*Exercise*
Every line with the string "level" should be gathered.

*Record extracts*
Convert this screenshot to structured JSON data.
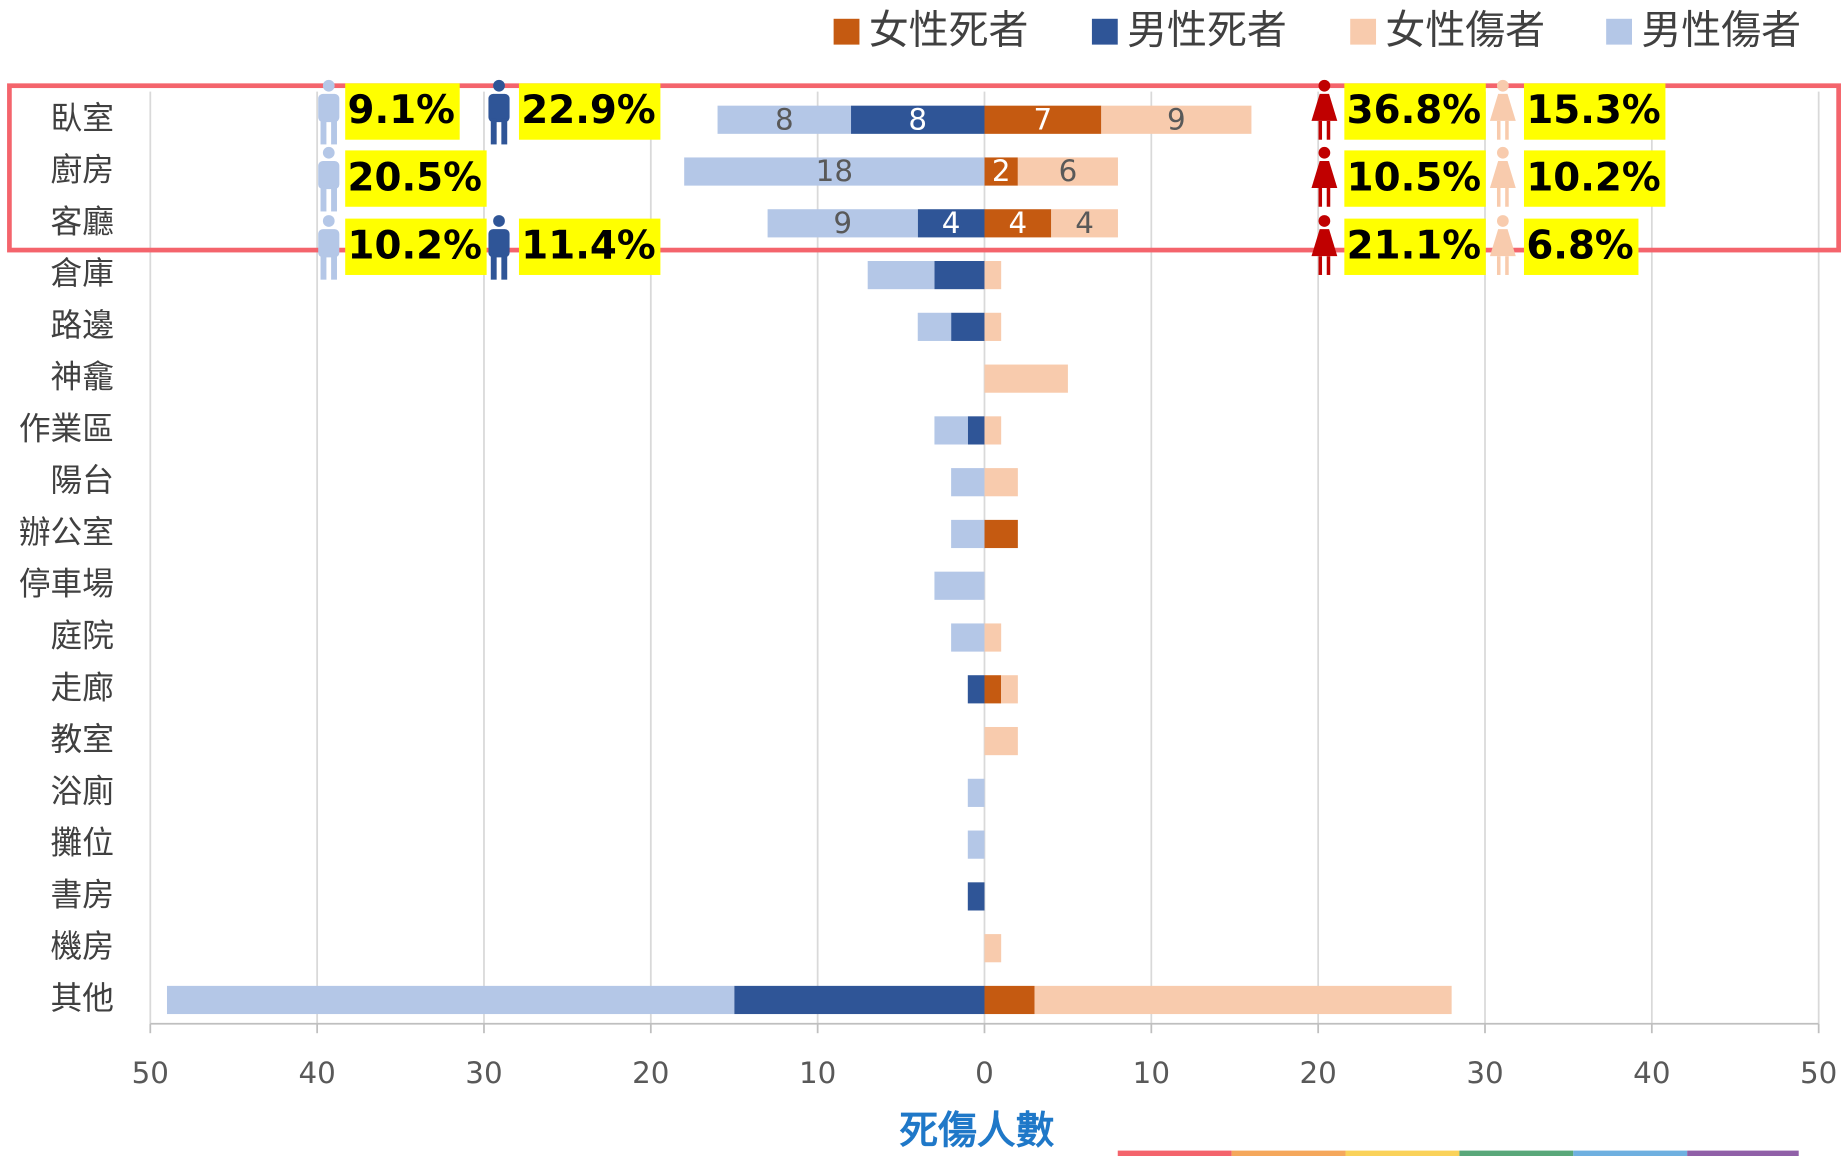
{
  "chart_data": {
    "type": "diverging_stacked_bar",
    "x_label": "死傷人數",
    "categories": [
      "臥室",
      "廚房",
      "客廳",
      "倉庫",
      "路邊",
      "神龕",
      "作業區",
      "陽台",
      "辦公室",
      "停車場",
      "庭院",
      "走廊",
      "教室",
      "浴廁",
      "攤位",
      "書房",
      "機房",
      "其他"
    ],
    "series": [
      {
        "name": "女性死者",
        "color": "#c55a11",
        "values": [
          7,
          2,
          4,
          0,
          0,
          0,
          0,
          0,
          2,
          0,
          0,
          1,
          0,
          0,
          0,
          0,
          0,
          3
        ],
        "value_labels": [
          "7",
          "2",
          "4",
          null,
          null,
          null,
          null,
          null,
          null,
          null,
          null,
          null,
          null,
          null,
          null,
          null,
          null,
          null
        ],
        "share_labels": [
          "36.8%",
          "10.5%",
          "21.1%"
        ]
      },
      {
        "name": "男性死者",
        "color": "#2f5597",
        "values": [
          -8,
          0,
          -4,
          -3,
          -2,
          0,
          -1,
          0,
          0,
          0,
          0,
          -1,
          0,
          0,
          0,
          -1,
          0,
          -15
        ],
        "value_labels": [
          "8",
          null,
          "4",
          null,
          null,
          null,
          null,
          null,
          null,
          null,
          null,
          null,
          null,
          null,
          null,
          null,
          null,
          null
        ],
        "share_labels": [
          "22.9%",
          null,
          "11.4%"
        ]
      },
      {
        "name": "女性傷者",
        "color": "#f8cbad",
        "values": [
          9,
          6,
          4,
          1,
          1,
          5,
          1,
          2,
          0,
          0,
          1,
          1,
          2,
          0,
          0,
          0,
          1,
          25
        ],
        "value_labels": [
          "9",
          "6",
          "4",
          null,
          null,
          null,
          null,
          null,
          null,
          null,
          null,
          null,
          null,
          null,
          null,
          null,
          null,
          null
        ],
        "share_labels": [
          "15.3%",
          "10.2%",
          "6.8%"
        ]
      },
      {
        "name": "男性傷者",
        "color": "#b4c7e7",
        "values": [
          -8,
          -18,
          -9,
          -4,
          -2,
          0,
          -2,
          -2,
          -2,
          -3,
          -2,
          0,
          0,
          -1,
          -1,
          0,
          0,
          -34
        ],
        "value_labels": [
          "8",
          "18",
          "9",
          null,
          null,
          null,
          null,
          null,
          null,
          null,
          null,
          null,
          null,
          null,
          null,
          null,
          null,
          null
        ],
        "share_labels": [
          "9.1%",
          "20.5%",
          "10.2%"
        ]
      }
    ],
    "xlim": [
      -50,
      50
    ],
    "xticks": [
      {
        "value": -50,
        "label": "50"
      },
      {
        "value": -40,
        "label": "40"
      },
      {
        "value": -30,
        "label": "30"
      },
      {
        "value": -20,
        "label": "20"
      },
      {
        "value": -10,
        "label": "10"
      },
      0,
      10,
      20,
      30,
      40,
      50
    ],
    "grid": true,
    "legend": "top-right"
  }
}
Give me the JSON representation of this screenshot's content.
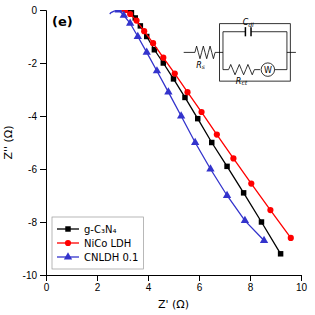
{
  "chart_data": {
    "type": "line",
    "title": "(e)",
    "x_label": "Z' (Ω)",
    "y_label": "Z'' (Ω)",
    "xlim": [
      0,
      10
    ],
    "ylim": [
      -10,
      0
    ],
    "xticks": [
      0,
      2,
      4,
      6,
      8,
      10
    ],
    "yticks": [
      0,
      -2,
      -4,
      -6,
      -8,
      -10
    ],
    "legend": "lower left",
    "series": [
      {
        "name": "g-C₃N₄",
        "color": "black",
        "marker": "square",
        "tail_x": [
          3.0,
          3.05,
          3.1,
          3.15,
          3.2
        ],
        "tail_values": [
          -0.05,
          -0.04,
          -0.03,
          -0.01,
          0.0
        ],
        "x": [
          3.2,
          3.35,
          3.5,
          3.7,
          3.95,
          4.25,
          4.6,
          5.0,
          5.45,
          5.95,
          6.5,
          7.1,
          7.75,
          8.45,
          9.2
        ],
        "values": [
          0.0,
          -0.1,
          -0.3,
          -0.6,
          -1.0,
          -1.5,
          -2.0,
          -2.6,
          -3.3,
          -4.1,
          -5.0,
          -5.9,
          -6.9,
          -8.0,
          -9.2
        ]
      },
      {
        "name": "NiCo LDH",
        "color": "red",
        "marker": "circle",
        "tail_x": [
          2.9,
          2.95,
          3.0,
          3.05,
          3.1
        ],
        "tail_values": [
          -0.05,
          -0.04,
          -0.02,
          -0.01,
          0.0
        ],
        "x": [
          3.1,
          3.3,
          3.55,
          3.85,
          4.2,
          4.6,
          5.05,
          5.55,
          6.1,
          6.7,
          7.35,
          8.05,
          8.8,
          9.6
        ],
        "values": [
          0.0,
          -0.15,
          -0.4,
          -0.8,
          -1.25,
          -1.8,
          -2.4,
          -3.1,
          -3.85,
          -4.7,
          -5.6,
          -6.55,
          -7.55,
          -8.6
        ]
      },
      {
        "name": "CNLDH 0.1",
        "color": "#3333cc",
        "marker": "triangle",
        "tail_x": [
          2.5,
          2.55,
          2.65,
          2.75,
          2.85
        ],
        "tail_values": [
          -0.15,
          -0.1,
          -0.05,
          -0.02,
          0.0
        ],
        "x": [
          2.85,
          3.05,
          3.3,
          3.6,
          3.95,
          4.35,
          4.8,
          5.3,
          5.85,
          6.45,
          7.1,
          7.8,
          8.55
        ],
        "values": [
          0.0,
          -0.2,
          -0.5,
          -1.0,
          -1.6,
          -2.3,
          -3.1,
          -4.0,
          -5.0,
          -6.0,
          -7.0,
          -7.95,
          -8.7
        ]
      }
    ],
    "annotations": [
      "Rs",
      "Cdl",
      "W",
      "Rct"
    ]
  }
}
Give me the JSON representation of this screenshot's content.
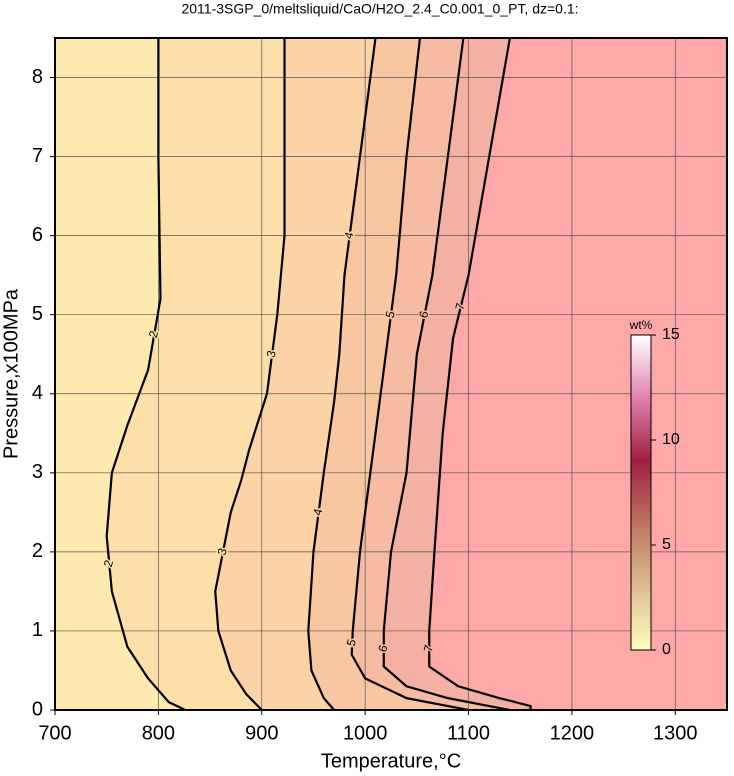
{
  "chart_data": {
    "type": "contour",
    "title": "2011-3SGP_0/meltsliquid/CaO/H2O_2.4_C0.001_0_PT, dz=0.1:",
    "x_label": "Temperature,°C",
    "y_label": "Pressure,x100MPa",
    "xlim": [
      700,
      1350
    ],
    "xticks": [
      700,
      800,
      900,
      1000,
      1100,
      1200,
      1300
    ],
    "ylim": [
      0,
      8.5
    ],
    "yticks": [
      0,
      1,
      2,
      3,
      4,
      5,
      6,
      7,
      8
    ],
    "grid": true,
    "fill_above": "#ffa8a8",
    "contours": [
      {
        "level": 2,
        "color": "#feeaae",
        "x": [
          800,
          800,
          802,
          790,
          770,
          755,
          750,
          755,
          770,
          790,
          810,
          826
        ],
        "y": [
          8.5,
          7,
          5.2,
          4.3,
          3.6,
          3.0,
          2.2,
          1.5,
          0.8,
          0.4,
          0.1,
          0
        ]
      },
      {
        "level": 3,
        "color": "#fddfaa",
        "x": [
          922,
          922,
          915,
          905,
          888,
          880,
          870,
          855,
          858,
          870,
          885,
          900
        ],
        "y": [
          8.5,
          6.0,
          5.0,
          4.0,
          3.3,
          2.9,
          2.5,
          1.5,
          1.0,
          0.5,
          0.2,
          0
        ]
      },
      {
        "level": 4,
        "color": "#fbd3a6",
        "x": [
          1010,
          1000,
          990,
          980,
          975,
          970,
          960,
          950,
          945,
          948,
          960,
          970
        ],
        "y": [
          8.5,
          7.5,
          6.5,
          5.5,
          4.5,
          3.9,
          3.0,
          2.0,
          1.0,
          0.5,
          0.15,
          0
        ]
      },
      {
        "level": 5,
        "color": "#f8c7a2",
        "x": [
          1053,
          1040,
          1030,
          1020,
          1005,
          995,
          988,
          987,
          1000,
          1040,
          1080,
          1100
        ],
        "y": [
          8.5,
          7,
          5.5,
          4.5,
          3.0,
          2.0,
          1.0,
          0.7,
          0.4,
          0.15,
          0.05,
          0
        ]
      },
      {
        "level": 6,
        "color": "#f6bba2",
        "x": [
          1095,
          1080,
          1065,
          1050,
          1040,
          1025,
          1018,
          1018,
          1040,
          1080,
          1120,
          1140
        ],
        "y": [
          8.5,
          7,
          5.5,
          4.5,
          3.0,
          2.0,
          1.0,
          0.55,
          0.3,
          0.15,
          0.05,
          0
        ]
      },
      {
        "level": 7,
        "color": "#f4b0a2",
        "x": [
          1140,
          1120,
          1100,
          1085,
          1075,
          1067,
          1062,
          1062,
          1090,
          1130,
          1160,
          1160
        ],
        "y": [
          8.5,
          7,
          5.5,
          4.7,
          3.5,
          2.0,
          1.0,
          0.55,
          0.3,
          0.15,
          0.05,
          0
        ]
      }
    ],
    "colorbar": {
      "label": "wt%",
      "lim": [
        0,
        15
      ],
      "ticks": [
        0,
        5,
        10,
        15
      ]
    }
  }
}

*Correct response*
        "level": 2,
        "level": 3,
        "level": 4,
        "level": 5,
        "level": 6,
        "level": 7,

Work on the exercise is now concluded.